* [TASK] Write out every record below exactly as it appears.

* [EXERCISE DATA]
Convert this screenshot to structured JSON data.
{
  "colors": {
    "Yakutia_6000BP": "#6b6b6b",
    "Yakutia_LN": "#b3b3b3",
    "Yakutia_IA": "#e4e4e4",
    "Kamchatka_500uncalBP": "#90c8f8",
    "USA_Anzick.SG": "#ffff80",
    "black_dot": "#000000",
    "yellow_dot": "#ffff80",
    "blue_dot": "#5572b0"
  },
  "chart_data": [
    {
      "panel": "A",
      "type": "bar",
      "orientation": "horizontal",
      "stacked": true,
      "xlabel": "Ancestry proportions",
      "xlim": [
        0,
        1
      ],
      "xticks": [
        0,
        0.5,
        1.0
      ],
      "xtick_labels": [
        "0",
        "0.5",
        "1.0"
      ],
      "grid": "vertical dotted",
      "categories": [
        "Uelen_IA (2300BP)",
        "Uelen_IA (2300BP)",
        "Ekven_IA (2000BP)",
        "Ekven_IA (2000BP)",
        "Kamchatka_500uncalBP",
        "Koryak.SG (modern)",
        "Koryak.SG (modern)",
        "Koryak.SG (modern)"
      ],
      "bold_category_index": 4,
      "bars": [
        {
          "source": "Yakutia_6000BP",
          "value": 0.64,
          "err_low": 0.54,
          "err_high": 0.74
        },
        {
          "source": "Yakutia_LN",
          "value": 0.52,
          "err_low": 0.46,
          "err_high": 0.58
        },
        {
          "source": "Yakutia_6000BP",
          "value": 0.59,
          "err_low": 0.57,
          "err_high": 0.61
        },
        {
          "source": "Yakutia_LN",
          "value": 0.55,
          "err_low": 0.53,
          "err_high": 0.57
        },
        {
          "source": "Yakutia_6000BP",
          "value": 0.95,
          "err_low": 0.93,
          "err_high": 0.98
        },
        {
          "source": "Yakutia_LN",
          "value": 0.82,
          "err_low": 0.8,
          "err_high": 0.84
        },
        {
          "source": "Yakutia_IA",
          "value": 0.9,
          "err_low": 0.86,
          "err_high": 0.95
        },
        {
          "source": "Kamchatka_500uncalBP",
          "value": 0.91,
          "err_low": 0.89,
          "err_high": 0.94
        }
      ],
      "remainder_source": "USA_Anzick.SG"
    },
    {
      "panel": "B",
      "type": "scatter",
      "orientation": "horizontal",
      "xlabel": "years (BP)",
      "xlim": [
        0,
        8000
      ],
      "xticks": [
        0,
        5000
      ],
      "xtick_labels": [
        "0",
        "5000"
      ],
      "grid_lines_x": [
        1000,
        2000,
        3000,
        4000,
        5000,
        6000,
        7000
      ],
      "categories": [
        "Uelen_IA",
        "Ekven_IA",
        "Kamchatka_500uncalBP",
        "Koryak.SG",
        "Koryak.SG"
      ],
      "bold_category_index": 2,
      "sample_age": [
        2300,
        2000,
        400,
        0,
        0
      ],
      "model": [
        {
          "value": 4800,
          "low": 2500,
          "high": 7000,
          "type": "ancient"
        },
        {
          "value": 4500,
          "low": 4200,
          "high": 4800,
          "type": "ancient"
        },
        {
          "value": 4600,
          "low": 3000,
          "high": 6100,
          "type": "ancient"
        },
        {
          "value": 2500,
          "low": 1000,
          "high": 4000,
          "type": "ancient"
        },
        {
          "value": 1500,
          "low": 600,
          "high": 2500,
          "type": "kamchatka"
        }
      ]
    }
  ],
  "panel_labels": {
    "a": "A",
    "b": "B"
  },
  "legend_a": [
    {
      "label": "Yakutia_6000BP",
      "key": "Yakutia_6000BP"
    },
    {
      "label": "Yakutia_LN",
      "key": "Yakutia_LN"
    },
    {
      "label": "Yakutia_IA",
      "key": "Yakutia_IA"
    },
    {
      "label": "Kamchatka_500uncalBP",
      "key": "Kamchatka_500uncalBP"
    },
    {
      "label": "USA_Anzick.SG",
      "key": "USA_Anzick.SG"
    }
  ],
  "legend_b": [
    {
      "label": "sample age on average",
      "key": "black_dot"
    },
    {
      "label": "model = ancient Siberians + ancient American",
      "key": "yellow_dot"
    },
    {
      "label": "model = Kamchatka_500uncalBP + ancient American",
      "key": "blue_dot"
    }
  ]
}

* [FINISHED ANSWER]
Convert this screenshot to structured JSON data.
{
  "colors": {
    "Yakutia_6000BP": "#6b6b6b",
    "Yakutia_LN": "#b3b3b3",
    "Yakutia_IA": "#e4e4e4",
    "Kamchatka_500uncalBP": "#90c8f8",
    "USA_Anzick.SG": "#ffff80",
    "black_dot": "#000000",
    "yellow_dot": "#ffff80",
    "blue_dot": "#5572b0"
  },
  "chart_data": [
    {
      "panel": "A",
      "type": "bar",
      "orientation": "horizontal",
      "stacked": true,
      "xlabel": "Ancestry proportions",
      "xlim": [
        0,
        1
      ],
      "xticks": [
        0,
        0.5,
        1.0
      ],
      "xtick_labels": [
        "0",
        "0.5",
        "1.0"
      ],
      "grid": "vertical dotted",
      "categories": [
        "Uelen_IA (2300BP)",
        "Uelen_IA (2300BP)",
        "Ekven_IA (2000BP)",
        "Ekven_IA (2000BP)",
        "Kamchatka_500uncalBP",
        "Koryak.SG (modern)",
        "Koryak.SG (modern)",
        "Koryak.SG (modern)"
      ],
      "bold_category_index": 4,
      "bars": [
        {
          "source": "Yakutia_6000BP",
          "value": 0.64,
          "err_low": 0.54,
          "err_high": 0.74
        },
        {
          "source": "Yakutia_LN",
          "value": 0.52,
          "err_low": 0.46,
          "err_high": 0.58
        },
        {
          "source": "Yakutia_6000BP",
          "value": 0.59,
          "err_low": 0.57,
          "err_high": 0.61
        },
        {
          "source": "Yakutia_LN",
          "value": 0.55,
          "err_low": 0.53,
          "err_high": 0.57
        },
        {
          "source": "Yakutia_6000BP",
          "value": 0.95,
          "err_low": 0.93,
          "err_high": 0.98
        },
        {
          "source": "Yakutia_LN",
          "value": 0.82,
          "err_low": 0.8,
          "err_high": 0.84
        },
        {
          "source": "Yakutia_IA",
          "value": 0.9,
          "err_low": 0.86,
          "err_high": 0.95
        },
        {
          "source": "Kamchatka_500uncalBP",
          "value": 0.91,
          "err_low": 0.89,
          "err_high": 0.94
        }
      ],
      "remainder_source": "USA_Anzick.SG"
    },
    {
      "panel": "B",
      "type": "scatter",
      "orientation": "horizontal",
      "xlabel": "years (BP)",
      "xlim": [
        0,
        8000
      ],
      "xticks": [
        0,
        5000
      ],
      "xtick_labels": [
        "0",
        "5000"
      ],
      "grid_lines_x": [
        1000,
        2000,
        3000,
        4000,
        5000,
        6000,
        7000
      ],
      "categories": [
        "Uelen_IA",
        "Ekven_IA",
        "Kamchatka_500uncalBP",
        "Koryak.SG",
        "Koryak.SG"
      ],
      "bold_category_index": 2,
      "sample_age": [
        2300,
        2000,
        400,
        0,
        0
      ],
      "model": [
        {
          "value": 4800,
          "low": 2500,
          "high": 7000,
          "type": "ancient"
        },
        {
          "value": 4500,
          "low": 4200,
          "high": 4800,
          "type": "ancient"
        },
        {
          "value": 4600,
          "low": 3000,
          "high": 6100,
          "type": "ancient"
        },
        {
          "value": 2500,
          "low": 1000,
          "high": 4000,
          "type": "ancient"
        },
        {
          "value": 1500,
          "low": 600,
          "high": 2500,
          "type": "kamchatka"
        }
      ]
    }
  ],
  "panel_labels": {
    "a": "A",
    "b": "B"
  },
  "legend_a": [
    {
      "label": "Yakutia_6000BP",
      "key": "Yakutia_6000BP"
    },
    {
      "label": "Yakutia_LN",
      "key": "Yakutia_LN"
    },
    {
      "label": "Yakutia_IA",
      "key": "Yakutia_IA"
    },
    {
      "label": "Kamchatka_500uncalBP",
      "key": "Kamchatka_500uncalBP"
    },
    {
      "label": "USA_Anzick.SG",
      "key": "USA_Anzick.SG"
    }
  ],
  "legend_b": [
    {
      "label": "sample age on average",
      "key": "black_dot"
    },
    {
      "label": "model = ancient Siberians + ancient American",
      "key": "yellow_dot"
    },
    {
      "label": "model = Kamchatka_500uncalBP + ancient American",
      "key": "blue_dot"
    }
  ]
}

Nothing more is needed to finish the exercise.